▶ [Do this]: Count every line where "other" shows up, and give that number only.

______

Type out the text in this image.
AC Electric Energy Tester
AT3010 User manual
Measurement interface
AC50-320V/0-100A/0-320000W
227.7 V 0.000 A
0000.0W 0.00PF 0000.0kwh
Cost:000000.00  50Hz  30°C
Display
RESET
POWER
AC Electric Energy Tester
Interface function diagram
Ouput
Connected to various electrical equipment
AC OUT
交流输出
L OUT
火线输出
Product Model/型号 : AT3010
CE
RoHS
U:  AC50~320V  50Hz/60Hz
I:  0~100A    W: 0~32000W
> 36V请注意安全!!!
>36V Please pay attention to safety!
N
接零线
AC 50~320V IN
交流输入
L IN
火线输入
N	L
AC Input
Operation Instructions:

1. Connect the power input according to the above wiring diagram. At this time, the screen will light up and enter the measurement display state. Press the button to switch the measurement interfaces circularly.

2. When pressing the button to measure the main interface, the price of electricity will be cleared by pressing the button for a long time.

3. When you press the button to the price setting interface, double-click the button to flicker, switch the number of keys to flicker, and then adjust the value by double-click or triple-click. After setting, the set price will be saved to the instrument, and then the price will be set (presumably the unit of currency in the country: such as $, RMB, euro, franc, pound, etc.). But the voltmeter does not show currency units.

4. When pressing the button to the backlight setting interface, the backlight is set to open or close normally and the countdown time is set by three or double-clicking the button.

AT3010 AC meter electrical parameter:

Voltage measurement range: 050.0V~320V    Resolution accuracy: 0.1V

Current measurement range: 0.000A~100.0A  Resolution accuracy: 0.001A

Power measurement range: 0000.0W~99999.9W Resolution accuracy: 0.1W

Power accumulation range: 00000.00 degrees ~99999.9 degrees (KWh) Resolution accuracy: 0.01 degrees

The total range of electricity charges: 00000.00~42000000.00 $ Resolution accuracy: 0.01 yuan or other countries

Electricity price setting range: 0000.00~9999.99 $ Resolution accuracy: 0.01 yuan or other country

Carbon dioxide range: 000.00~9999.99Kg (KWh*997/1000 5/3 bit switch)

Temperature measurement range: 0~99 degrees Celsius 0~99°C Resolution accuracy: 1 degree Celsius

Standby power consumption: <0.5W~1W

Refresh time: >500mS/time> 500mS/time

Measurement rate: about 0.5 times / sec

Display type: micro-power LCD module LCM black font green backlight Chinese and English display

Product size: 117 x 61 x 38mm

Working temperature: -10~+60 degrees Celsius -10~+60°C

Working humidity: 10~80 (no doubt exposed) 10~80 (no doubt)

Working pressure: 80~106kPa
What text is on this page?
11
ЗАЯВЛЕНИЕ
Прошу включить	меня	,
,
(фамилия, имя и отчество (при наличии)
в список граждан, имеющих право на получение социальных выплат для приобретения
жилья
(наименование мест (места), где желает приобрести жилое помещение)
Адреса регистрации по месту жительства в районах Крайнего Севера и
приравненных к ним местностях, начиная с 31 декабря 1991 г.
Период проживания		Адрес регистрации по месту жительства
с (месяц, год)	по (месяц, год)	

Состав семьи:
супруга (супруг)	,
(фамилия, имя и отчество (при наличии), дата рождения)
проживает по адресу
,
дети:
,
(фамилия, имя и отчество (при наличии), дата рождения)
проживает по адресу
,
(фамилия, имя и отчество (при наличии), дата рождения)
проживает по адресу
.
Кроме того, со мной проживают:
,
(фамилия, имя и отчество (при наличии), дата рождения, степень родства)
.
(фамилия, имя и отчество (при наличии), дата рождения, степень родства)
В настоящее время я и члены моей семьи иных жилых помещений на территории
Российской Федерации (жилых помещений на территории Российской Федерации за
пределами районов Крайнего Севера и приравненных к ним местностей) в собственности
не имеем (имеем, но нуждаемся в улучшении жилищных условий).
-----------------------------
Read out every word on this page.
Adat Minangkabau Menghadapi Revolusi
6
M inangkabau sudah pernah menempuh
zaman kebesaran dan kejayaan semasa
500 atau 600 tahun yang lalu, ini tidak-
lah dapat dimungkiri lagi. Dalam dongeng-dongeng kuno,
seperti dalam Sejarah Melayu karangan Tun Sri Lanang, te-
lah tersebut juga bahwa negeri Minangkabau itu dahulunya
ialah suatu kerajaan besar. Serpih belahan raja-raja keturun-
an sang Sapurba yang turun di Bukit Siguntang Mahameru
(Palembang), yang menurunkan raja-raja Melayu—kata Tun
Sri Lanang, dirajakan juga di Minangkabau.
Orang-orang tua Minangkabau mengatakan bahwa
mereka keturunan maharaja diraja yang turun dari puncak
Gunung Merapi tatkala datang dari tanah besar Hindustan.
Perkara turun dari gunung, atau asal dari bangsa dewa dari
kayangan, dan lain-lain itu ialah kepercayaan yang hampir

______

▶ [Exercise answer]: 2